*What is being asked*. Return each entry exactly, omitting nothing.

*Exercise material*.
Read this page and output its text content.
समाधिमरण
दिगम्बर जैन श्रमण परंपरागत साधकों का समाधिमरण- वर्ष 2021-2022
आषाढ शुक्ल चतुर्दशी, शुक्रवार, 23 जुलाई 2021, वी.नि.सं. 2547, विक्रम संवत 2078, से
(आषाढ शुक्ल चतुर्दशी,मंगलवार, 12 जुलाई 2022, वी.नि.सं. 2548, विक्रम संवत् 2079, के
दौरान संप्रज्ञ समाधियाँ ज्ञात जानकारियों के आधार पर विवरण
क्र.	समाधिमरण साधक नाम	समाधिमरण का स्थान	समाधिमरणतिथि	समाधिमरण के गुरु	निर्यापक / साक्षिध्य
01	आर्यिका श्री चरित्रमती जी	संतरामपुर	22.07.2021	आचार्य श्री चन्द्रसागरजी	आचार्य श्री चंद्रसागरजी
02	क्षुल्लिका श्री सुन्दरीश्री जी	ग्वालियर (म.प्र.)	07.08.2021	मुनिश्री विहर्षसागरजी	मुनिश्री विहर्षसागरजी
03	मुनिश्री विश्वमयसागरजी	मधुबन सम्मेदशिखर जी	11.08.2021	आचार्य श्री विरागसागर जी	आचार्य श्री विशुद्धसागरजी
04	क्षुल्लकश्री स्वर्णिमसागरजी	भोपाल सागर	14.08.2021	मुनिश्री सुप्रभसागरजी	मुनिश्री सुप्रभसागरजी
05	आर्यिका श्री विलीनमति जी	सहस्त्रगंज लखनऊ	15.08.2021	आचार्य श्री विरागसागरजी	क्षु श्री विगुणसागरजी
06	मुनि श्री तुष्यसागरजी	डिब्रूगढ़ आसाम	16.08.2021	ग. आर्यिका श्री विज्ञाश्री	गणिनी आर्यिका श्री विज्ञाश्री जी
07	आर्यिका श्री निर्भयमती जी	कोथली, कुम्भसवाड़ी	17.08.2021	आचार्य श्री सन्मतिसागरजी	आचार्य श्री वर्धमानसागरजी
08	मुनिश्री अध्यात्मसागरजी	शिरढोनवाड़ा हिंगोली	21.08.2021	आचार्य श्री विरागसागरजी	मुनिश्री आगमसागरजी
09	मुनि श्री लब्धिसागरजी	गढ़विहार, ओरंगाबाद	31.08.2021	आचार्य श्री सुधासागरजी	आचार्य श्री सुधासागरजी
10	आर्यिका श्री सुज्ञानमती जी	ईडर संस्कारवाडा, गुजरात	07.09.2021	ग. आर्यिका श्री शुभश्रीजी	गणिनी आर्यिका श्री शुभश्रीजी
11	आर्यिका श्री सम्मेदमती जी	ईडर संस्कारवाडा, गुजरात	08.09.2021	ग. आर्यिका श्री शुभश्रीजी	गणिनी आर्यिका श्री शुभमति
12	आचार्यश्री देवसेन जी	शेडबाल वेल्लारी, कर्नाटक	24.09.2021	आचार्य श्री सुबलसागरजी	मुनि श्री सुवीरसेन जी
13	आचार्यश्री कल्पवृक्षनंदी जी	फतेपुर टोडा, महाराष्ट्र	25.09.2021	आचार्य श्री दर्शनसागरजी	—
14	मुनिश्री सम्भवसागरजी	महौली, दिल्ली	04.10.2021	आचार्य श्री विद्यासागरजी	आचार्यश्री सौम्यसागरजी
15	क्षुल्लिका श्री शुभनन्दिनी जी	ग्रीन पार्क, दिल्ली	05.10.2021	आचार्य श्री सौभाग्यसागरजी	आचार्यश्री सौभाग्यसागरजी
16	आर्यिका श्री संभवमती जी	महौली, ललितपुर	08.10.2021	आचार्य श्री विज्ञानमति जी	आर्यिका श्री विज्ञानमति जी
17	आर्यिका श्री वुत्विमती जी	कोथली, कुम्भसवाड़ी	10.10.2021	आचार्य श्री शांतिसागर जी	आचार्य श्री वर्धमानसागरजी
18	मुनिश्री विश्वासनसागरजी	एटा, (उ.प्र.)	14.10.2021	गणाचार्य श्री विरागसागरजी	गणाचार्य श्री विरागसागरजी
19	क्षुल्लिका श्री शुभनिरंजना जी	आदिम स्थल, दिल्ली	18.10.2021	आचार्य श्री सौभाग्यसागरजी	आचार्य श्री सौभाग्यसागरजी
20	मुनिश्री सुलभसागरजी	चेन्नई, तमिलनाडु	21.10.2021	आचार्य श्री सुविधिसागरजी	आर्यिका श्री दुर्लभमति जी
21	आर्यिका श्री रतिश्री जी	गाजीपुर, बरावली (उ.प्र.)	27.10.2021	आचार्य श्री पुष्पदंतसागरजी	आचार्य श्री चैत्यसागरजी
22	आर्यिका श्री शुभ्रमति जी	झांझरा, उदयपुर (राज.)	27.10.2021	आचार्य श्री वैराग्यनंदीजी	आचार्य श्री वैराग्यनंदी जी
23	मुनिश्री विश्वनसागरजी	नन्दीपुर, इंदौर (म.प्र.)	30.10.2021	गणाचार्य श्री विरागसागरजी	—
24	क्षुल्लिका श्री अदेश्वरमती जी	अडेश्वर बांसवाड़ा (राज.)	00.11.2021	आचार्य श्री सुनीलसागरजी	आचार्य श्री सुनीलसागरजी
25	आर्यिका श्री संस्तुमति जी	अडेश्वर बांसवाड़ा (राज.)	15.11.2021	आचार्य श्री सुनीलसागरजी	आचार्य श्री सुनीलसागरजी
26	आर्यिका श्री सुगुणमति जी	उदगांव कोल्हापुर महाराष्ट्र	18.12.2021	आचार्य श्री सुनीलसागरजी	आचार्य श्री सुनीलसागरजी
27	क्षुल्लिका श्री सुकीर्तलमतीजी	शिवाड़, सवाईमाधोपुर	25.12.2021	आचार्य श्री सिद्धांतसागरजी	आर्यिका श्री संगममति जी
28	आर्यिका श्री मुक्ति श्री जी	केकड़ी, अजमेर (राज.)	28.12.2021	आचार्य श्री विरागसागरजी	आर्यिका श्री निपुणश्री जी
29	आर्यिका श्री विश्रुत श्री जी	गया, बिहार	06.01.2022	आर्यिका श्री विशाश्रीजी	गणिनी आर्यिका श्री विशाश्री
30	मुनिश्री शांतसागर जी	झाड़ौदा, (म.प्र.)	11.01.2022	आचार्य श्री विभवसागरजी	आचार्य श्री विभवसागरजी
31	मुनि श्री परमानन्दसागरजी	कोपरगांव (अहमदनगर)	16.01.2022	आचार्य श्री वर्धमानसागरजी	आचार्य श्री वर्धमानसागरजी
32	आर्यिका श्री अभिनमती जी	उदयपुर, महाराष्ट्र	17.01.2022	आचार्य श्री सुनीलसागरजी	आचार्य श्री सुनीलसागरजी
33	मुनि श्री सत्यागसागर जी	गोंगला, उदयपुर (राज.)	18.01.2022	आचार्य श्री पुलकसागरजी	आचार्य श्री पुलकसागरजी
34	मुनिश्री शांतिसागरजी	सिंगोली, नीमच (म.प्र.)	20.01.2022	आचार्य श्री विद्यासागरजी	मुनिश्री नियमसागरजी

*Solution to this task*.
Read this page and output its text content.
समाधिमरण
दिगम्बर जैन श्रमण परंपरागत साधकों का समाधिमरण- वर्ष 2021-2022
आषाढ शुक्ल चतुर्दशी, शुक्रवार, 23 जुलाई 2021, वी.नि.सं. 2547, विक्रम संवत 2078, से
(आषाढ शुक्ल चतुर्दशी,मंगलवार, 12 जुलाई 2022, वी.नि.सं. 2548, विक्रम संवत् 2079, के
दौरान संप्रज्ञ समाधियाँ ज्ञात जानकारियों के आधार पर विवरण
क्र.	समाधिमरण साधक नाम	समाधिमरण का स्थान	समाधिमरणतिथि	समाधिमरण के गुरु	निर्यापक / साक्षिध्य
01	आर्यिका श्री चरित्रमती जी	संतरामपुर	22.07.2021	आचार्य श्री चन्द्रसागरजी	आचार्य श्री चंद्रसागरजी
02	क्षुल्लिका श्री सुन्दरीश्री जी	ग्वालियर (म.प्र.)	07.08.2021	मुनिश्री विहर्षसागरजी	मुनिश्री विहर्षसागरजी
03	मुनिश्री विश्वमयसागरजी	मधुबन सम्मेदशिखर जी	11.08.2021	आचार्य श्री विरागसागर जी	आचार्य श्री विशुद्धसागरजी
04	क्षुल्लकश्री स्वर्णिमसागरजी	भोपाल सागर	14.08.2021	मुनिश्री सुप्रभसागरजी	मुनिश्री सुप्रभसागरजी
05	आर्यिका श्री विलीनमति जी	सहस्त्रगंज लखनऊ	15.08.2021	आचार्य श्री विरागसागरजी	क्षु श्री विगुणसागरजी
06	मुनि श्री तुष्यसागरजी	डिब्रूगढ़ आसाम	16.08.2021	ग. आर्यिका श्री विज्ञाश्री	गणिनी आर्यिका श्री विज्ञाश्री जी
07	आर्यिका श्री निर्भयमती जी	कोथली, कुम्भसवाड़ी	17.08.2021	आचार्य श्री सन्मतिसागरजी	आचार्य श्री वर्धमानसागरजी
08	मुनिश्री अध्यात्मसागरजी	शिरढोनवाड़ा हिंगोली	21.08.2021	आचार्य श्री विरागसागरजी	मुनिश्री आगमसागरजी
09	मुनि श्री लब्धिसागरजी	गढ़विहार, ओरंगाबाद	31.08.2021	आचार्य श्री सुधासागरजी	आचार्य श्री सुधासागरजी
10	आर्यिका श्री सुज्ञानमती जी	ईडर संस्कारवाडा, गुजरात	07.09.2021	ग. आर्यिका श्री शुभश्रीजी	गणिनी आर्यिका श्री शुभश्रीजी
11	आर्यिका श्री सम्मेदमती जी	ईडर संस्कारवाडा, गुजरात	08.09.2021	ग. आर्यिका श्री शुभश्रीजी	गणिनी आर्यिका श्री शुभमति
12	आचार्यश्री देवसेन जी	शेडबाल वेल्लारी, कर्नाटक	24.09.2021	आचार्य श्री सुबलसागरजी	मुनि श्री सुवीरसेन जी
13	आचार्यश्री कल्पवृक्षनंदी जी	फतेपुर टोडा, महाराष्ट्र	25.09.2021	आचार्य श्री दर्शनसागरजी	—
14	मुनिश्री सम्भवसागरजी	महौली, दिल्ली	04.10.2021	आचार्य श्री विद्यासागरजी	आचार्यश्री सौम्यसागरजी
15	क्षुल्लिका श्री शुभनन्दिनी जी	ग्रीन पार्क, दिल्ली	05.10.2021	आचार्य श्री सौभाग्यसागरजी	आचार्यश्री सौभाग्यसागरजी
16	आर्यिका श्री संभवमती जी	महौली, ललितपुर	08.10.2021	आचार्य श्री विज्ञानमति जी	आर्यिका श्री विज्ञानमति जी
17	आर्यिका श्री वुत्विमती जी	कोथली, कुम्भसवाड़ी	10.10.2021	आचार्य श्री शांतिसागर जी	आचार्य श्री वर्धमानसागरजी
18	मुनिश्री विश्वासनसागरजी	एटा, (उ.प्र.)	14.10.2021	गणाचार्य श्री विरागसागरजी	गणाचार्य श्री विरागसागरजी
19	क्षुल्लिका श्री शुभनिरंजना जी	आदिम स्थल, दिल्ली	18.10.2021	आचार्य श्री सौभाग्यसागरजी	आचार्य श्री सौभाग्यसागरजी
20	मुनिश्री सुलभसागरजी	चेन्नई, तमिलनाडु	21.10.2021	आचार्य श्री सुविधिसागरजी	आर्यिका श्री दुर्लभमति जी
21	आर्यिका श्री रतिश्री जी	गाजीपुर, बरावली (उ.प्र.)	27.10.2021	आचार्य श्री पुष्पदंतसागरजी	आचार्य श्री चैत्यसागरजी
22	आर्यिका श्री शुभ्रमति जी	झांझरा, उदयपुर (राज.)	27.10.2021	आचार्य श्री वैराग्यनंदीजी	आचार्य श्री वैराग्यनंदी जी
23	मुनिश्री विश्वनसागरजी	नन्दीपुर, इंदौर (म.प्र.)	30.10.2021	गणाचार्य श्री विरागसागरजी	—
24	क्षुल्लिका श्री अदेश्वरमती जी	अडेश्वर बांसवाड़ा (राज.)	00.11.2021	आचार्य श्री सुनीलसागरजी	आचार्य श्री सुनीलसागरजी
25	आर्यिका श्री संस्तुमति जी	अडेश्वर बांसवाड़ा (राज.)	15.11.2021	आचार्य श्री सुनीलसागरजी	आचार्य श्री सुनीलसागरजी
26	आर्यिका श्री सुगुणमति जी	उदगांव कोल्हापुर महाराष्ट्र	18.12.2021	आचार्य श्री सुनीलसागरजी	आचार्य श्री सुनीलसागरजी
27	क्षुल्लिका श्री सुकीर्तलमतीजी	शिवाड़, सवाईमाधोपुर	25.12.2021	आचार्य श्री सिद्धांतसागरजी	आर्यिका श्री संगममति जी
28	आर्यिका श्री मुक्ति श्री जी	केकड़ी, अजमेर (राज.)	28.12.2021	आचार्य श्री विरागसागरजी	आर्यिका श्री निपुणश्री जी
29	आर्यिका श्री विश्रुत श्री जी	गया, बिहार	06.01.2022	आर्यिका श्री विशाश्रीजी	गणिनी आर्यिका श्री विशाश्री
30	मुनिश्री शांतसागर जी	झाड़ौदा, (म.प्र.)	11.01.2022	आचार्य श्री विभवसागरजी	आचार्य श्री विभवसागरजी
31	मुनि श्री परमानन्दसागरजी	कोपरगांव (अहमदनगर)	16.01.2022	आचार्य श्री वर्धमानसागरजी	आचार्य श्री वर्धमानसागरजी
32	आर्यिका श्री अभिनमती जी	उदयपुर, महाराष्ट्र	17.01.2022	आचार्य श्री सुनीलसागरजी	आचार्य श्री सुनीलसागरजी
33	मुनि श्री सत्यागसागर जी	गोंगला, उदयपुर (राज.)	18.01.2022	आचार्य श्री पुलकसागरजी	आचार्य श्री पुलकसागरजी
34	मुनिश्री शांतिसागरजी	सिंगोली, नीमच (म.प्र.)	20.01.2022	आचार्य श्री विद्यासागरजी	मुनिश्री नियमसागरजी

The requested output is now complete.